──────── Listing ────────

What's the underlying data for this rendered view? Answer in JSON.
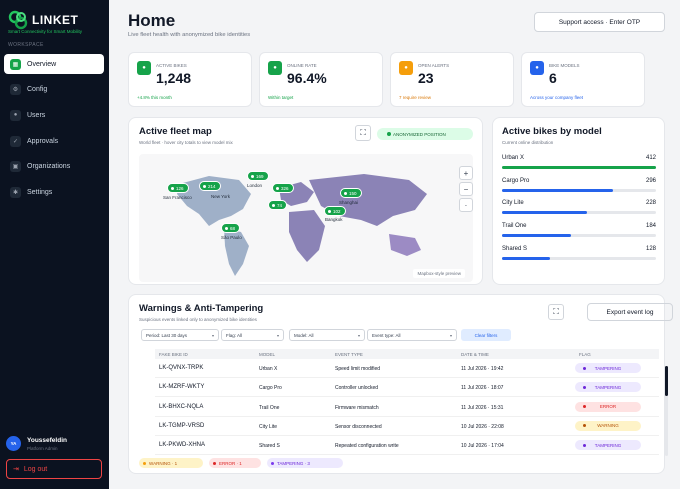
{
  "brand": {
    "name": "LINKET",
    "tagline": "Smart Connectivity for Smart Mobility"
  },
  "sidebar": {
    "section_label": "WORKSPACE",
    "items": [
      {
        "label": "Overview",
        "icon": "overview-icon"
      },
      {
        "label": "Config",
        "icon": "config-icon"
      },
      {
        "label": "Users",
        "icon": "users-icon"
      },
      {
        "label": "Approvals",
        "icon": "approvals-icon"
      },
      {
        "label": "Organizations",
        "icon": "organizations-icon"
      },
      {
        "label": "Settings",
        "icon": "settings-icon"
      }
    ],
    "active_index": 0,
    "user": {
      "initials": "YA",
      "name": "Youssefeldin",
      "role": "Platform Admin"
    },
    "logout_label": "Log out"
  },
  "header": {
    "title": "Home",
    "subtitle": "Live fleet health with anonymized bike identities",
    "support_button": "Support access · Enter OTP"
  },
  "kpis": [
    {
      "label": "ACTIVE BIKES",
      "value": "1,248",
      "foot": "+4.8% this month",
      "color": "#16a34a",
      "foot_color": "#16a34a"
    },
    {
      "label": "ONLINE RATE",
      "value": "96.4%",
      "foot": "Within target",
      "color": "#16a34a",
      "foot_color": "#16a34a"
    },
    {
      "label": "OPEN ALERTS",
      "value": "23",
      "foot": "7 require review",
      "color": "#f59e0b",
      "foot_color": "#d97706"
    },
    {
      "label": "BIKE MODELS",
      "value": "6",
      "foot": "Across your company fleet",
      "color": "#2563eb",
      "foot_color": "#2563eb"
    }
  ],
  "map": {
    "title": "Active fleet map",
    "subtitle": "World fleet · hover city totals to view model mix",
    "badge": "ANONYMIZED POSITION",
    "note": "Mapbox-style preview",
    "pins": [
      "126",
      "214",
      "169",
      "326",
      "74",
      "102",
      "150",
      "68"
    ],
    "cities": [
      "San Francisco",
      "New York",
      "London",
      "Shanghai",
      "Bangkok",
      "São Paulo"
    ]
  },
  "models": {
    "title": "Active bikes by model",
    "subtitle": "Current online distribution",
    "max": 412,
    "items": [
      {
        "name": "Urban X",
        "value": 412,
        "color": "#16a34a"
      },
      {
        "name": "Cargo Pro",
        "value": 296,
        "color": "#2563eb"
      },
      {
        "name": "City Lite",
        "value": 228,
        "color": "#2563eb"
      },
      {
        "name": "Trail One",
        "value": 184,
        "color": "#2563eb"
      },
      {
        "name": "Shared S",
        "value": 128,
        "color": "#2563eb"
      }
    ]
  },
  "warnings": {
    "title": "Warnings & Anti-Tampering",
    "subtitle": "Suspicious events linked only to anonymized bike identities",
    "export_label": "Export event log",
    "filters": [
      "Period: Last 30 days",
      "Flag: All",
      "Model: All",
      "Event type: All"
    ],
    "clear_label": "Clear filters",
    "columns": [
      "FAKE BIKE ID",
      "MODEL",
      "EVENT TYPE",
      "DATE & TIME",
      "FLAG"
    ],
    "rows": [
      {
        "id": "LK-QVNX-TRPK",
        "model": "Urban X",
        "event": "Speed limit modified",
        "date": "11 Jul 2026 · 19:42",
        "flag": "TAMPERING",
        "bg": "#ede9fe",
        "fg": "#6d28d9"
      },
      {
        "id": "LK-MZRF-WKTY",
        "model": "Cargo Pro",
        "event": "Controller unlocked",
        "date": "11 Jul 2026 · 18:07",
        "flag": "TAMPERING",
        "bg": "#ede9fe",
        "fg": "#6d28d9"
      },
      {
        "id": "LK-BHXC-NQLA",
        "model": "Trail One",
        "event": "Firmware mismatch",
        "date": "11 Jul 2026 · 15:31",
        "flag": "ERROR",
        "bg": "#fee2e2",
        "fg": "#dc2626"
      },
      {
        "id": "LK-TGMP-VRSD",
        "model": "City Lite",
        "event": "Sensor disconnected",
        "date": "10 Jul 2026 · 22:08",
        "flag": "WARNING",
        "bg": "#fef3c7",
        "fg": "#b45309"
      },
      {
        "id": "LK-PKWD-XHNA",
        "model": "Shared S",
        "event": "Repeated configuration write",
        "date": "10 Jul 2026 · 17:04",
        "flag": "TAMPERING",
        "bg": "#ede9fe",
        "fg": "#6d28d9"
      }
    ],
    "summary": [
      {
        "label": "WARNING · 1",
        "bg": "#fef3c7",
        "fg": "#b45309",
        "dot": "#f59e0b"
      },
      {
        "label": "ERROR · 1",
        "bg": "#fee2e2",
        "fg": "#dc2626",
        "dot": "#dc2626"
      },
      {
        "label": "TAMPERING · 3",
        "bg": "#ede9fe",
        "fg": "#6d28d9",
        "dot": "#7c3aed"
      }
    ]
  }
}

────────

● **Do this**
Keep the pictures out of the copy and return the rest of the data above exactly.

● **Written reply**
What's the underlying data for this rendered view? Answer in JSON.
{
  "brand": {
    "name": "LINKET",
    "tagline": "Smart Connectivity for Smart Mobility"
  },
  "sidebar": {
    "section_label": "WORKSPACE",
    "items": [
      {
        "label": "Overview",
        "icon": "overview-icon"
      },
      {
        "label": "Config",
        "icon": "config-icon"
      },
      {
        "label": "Users",
        "icon": "users-icon"
      },
      {
        "label": "Approvals",
        "icon": "approvals-icon"
      },
      {
        "label": "Organizations",
        "icon": "organizations-icon"
      },
      {
        "label": "Settings",
        "icon": "settings-icon"
      }
    ],
    "active_index": 0,
    "user": {
      "initials": "YA",
      "name": "Youssefeldin",
      "role": "Platform Admin"
    },
    "logout_label": "Log out"
  },
  "header": {
    "title": "Home",
    "subtitle": "Live fleet health with anonymized bike identities",
    "support_button": "Support access · Enter OTP"
  },
  "kpis": [
    {
      "label": "ACTIVE BIKES",
      "value": "1,248",
      "foot": "+4.8% this month",
      "color": "#16a34a",
      "foot_color": "#16a34a"
    },
    {
      "label": "ONLINE RATE",
      "value": "96.4%",
      "foot": "Within target",
      "color": "#16a34a",
      "foot_color": "#16a34a"
    },
    {
      "label": "OPEN ALERTS",
      "value": "23",
      "foot": "7 require review",
      "color": "#f59e0b",
      "foot_color": "#d97706"
    },
    {
      "label": "BIKE MODELS",
      "value": "6",
      "foot": "Across your company fleet",
      "color": "#2563eb",
      "foot_color": "#2563eb"
    }
  ],
  "map": {
    "title": "Active fleet map",
    "subtitle": "World fleet · hover city totals to view model mix",
    "badge": "ANONYMIZED POSITION",
    "note": "Mapbox-style preview",
    "pins": [
      "126",
      "214",
      "169",
      "326",
      "74",
      "102",
      "150",
      "68"
    ],
    "cities": [
      "San Francisco",
      "New York",
      "London",
      "Shanghai",
      "Bangkok",
      "São Paulo"
    ]
  },
  "models": {
    "title": "Active bikes by model",
    "subtitle": "Current online distribution",
    "max": 412,
    "items": [
      {
        "name": "Urban X",
        "value": 412,
        "color": "#16a34a"
      },
      {
        "name": "Cargo Pro",
        "value": 296,
        "color": "#2563eb"
      },
      {
        "name": "City Lite",
        "value": 228,
        "color": "#2563eb"
      },
      {
        "name": "Trail One",
        "value": 184,
        "color": "#2563eb"
      },
      {
        "name": "Shared S",
        "value": 128,
        "color": "#2563eb"
      }
    ]
  },
  "warnings": {
    "title": "Warnings & Anti-Tampering",
    "subtitle": "Suspicious events linked only to anonymized bike identities",
    "export_label": "Export event log",
    "filters": [
      "Period: Last 30 days",
      "Flag: All",
      "Model: All",
      "Event type: All"
    ],
    "clear_label": "Clear filters",
    "columns": [
      "FAKE BIKE ID",
      "MODEL",
      "EVENT TYPE",
      "DATE & TIME",
      "FLAG"
    ],
    "rows": [
      {
        "id": "LK-QVNX-TRPK",
        "model": "Urban X",
        "event": "Speed limit modified",
        "date": "11 Jul 2026 · 19:42",
        "flag": "TAMPERING",
        "bg": "#ede9fe",
        "fg": "#6d28d9"
      },
      {
        "id": "LK-MZRF-WKTY",
        "model": "Cargo Pro",
        "event": "Controller unlocked",
        "date": "11 Jul 2026 · 18:07",
        "flag": "TAMPERING",
        "bg": "#ede9fe",
        "fg": "#6d28d9"
      },
      {
        "id": "LK-BHXC-NQLA",
        "model": "Trail One",
        "event": "Firmware mismatch",
        "date": "11 Jul 2026 · 15:31",
        "flag": "ERROR",
        "bg": "#fee2e2",
        "fg": "#dc2626"
      },
      {
        "id": "LK-TGMP-VRSD",
        "model": "City Lite",
        "event": "Sensor disconnected",
        "date": "10 Jul 2026 · 22:08",
        "flag": "WARNING",
        "bg": "#fef3c7",
        "fg": "#b45309"
      },
      {
        "id": "LK-PKWD-XHNA",
        "model": "Shared S",
        "event": "Repeated configuration write",
        "date": "10 Jul 2026 · 17:04",
        "flag": "TAMPERING",
        "bg": "#ede9fe",
        "fg": "#6d28d9"
      }
    ],
    "summary": [
      {
        "label": "WARNING · 1",
        "bg": "#fef3c7",
        "fg": "#b45309",
        "dot": "#f59e0b"
      },
      {
        "label": "ERROR · 1",
        "bg": "#fee2e2",
        "fg": "#dc2626",
        "dot": "#dc2626"
      },
      {
        "label": "TAMPERING · 3",
        "bg": "#ede9fe",
        "fg": "#6d28d9",
        "dot": "#7c3aed"
      }
    ]
  }
}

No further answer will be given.